*Task objective*.
Copy each line with the word "value" in it.
─── Records provided ───
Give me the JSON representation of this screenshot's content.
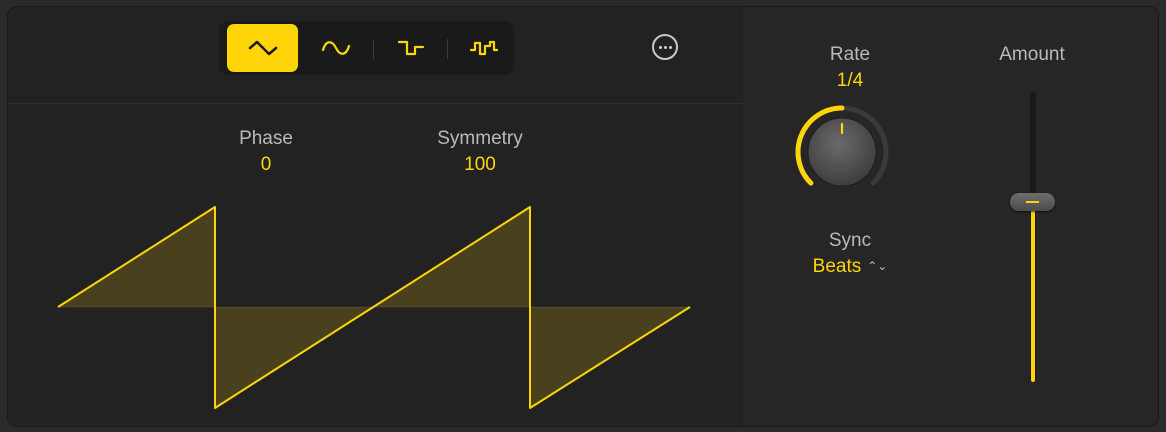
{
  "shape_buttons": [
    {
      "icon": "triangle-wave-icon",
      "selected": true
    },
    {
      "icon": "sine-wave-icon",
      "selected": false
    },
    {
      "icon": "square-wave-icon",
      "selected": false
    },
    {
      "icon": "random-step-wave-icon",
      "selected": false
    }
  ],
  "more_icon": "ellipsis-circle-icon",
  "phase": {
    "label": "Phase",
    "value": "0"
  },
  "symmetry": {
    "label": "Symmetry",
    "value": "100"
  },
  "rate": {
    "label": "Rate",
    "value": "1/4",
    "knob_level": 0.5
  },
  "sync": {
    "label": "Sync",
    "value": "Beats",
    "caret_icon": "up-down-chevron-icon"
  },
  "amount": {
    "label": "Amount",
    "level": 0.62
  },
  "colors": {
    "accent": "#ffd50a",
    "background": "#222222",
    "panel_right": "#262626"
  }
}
───
─── Records provided ───
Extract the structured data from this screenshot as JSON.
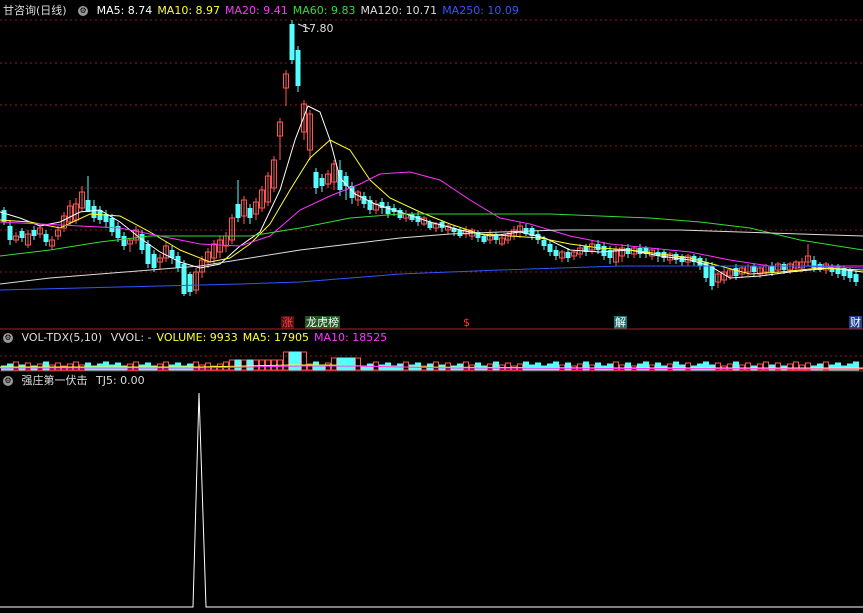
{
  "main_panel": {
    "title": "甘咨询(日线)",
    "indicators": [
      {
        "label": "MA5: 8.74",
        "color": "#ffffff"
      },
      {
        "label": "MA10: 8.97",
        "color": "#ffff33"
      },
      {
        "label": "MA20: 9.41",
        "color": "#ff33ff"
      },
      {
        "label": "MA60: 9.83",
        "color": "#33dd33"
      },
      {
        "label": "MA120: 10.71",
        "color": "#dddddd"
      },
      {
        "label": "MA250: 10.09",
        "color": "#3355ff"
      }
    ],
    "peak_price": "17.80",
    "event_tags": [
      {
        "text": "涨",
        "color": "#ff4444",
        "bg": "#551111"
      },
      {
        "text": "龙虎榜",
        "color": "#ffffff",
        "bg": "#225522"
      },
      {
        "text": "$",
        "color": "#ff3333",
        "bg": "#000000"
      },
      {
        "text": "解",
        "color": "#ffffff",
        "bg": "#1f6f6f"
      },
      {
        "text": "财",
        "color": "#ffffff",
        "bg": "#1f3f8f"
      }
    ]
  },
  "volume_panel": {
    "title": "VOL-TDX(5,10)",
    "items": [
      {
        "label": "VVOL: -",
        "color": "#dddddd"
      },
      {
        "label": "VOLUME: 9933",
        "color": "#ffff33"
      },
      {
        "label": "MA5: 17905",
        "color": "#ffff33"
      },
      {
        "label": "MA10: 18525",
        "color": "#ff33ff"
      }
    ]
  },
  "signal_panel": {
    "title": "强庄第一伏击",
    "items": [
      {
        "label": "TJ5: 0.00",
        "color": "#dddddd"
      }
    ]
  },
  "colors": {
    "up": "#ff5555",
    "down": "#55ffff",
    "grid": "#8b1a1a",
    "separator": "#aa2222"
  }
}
───
*Solution to this problem*.
    "value": "0"
    "value": "100"
    "value": "1/4",
    "value": "Beats",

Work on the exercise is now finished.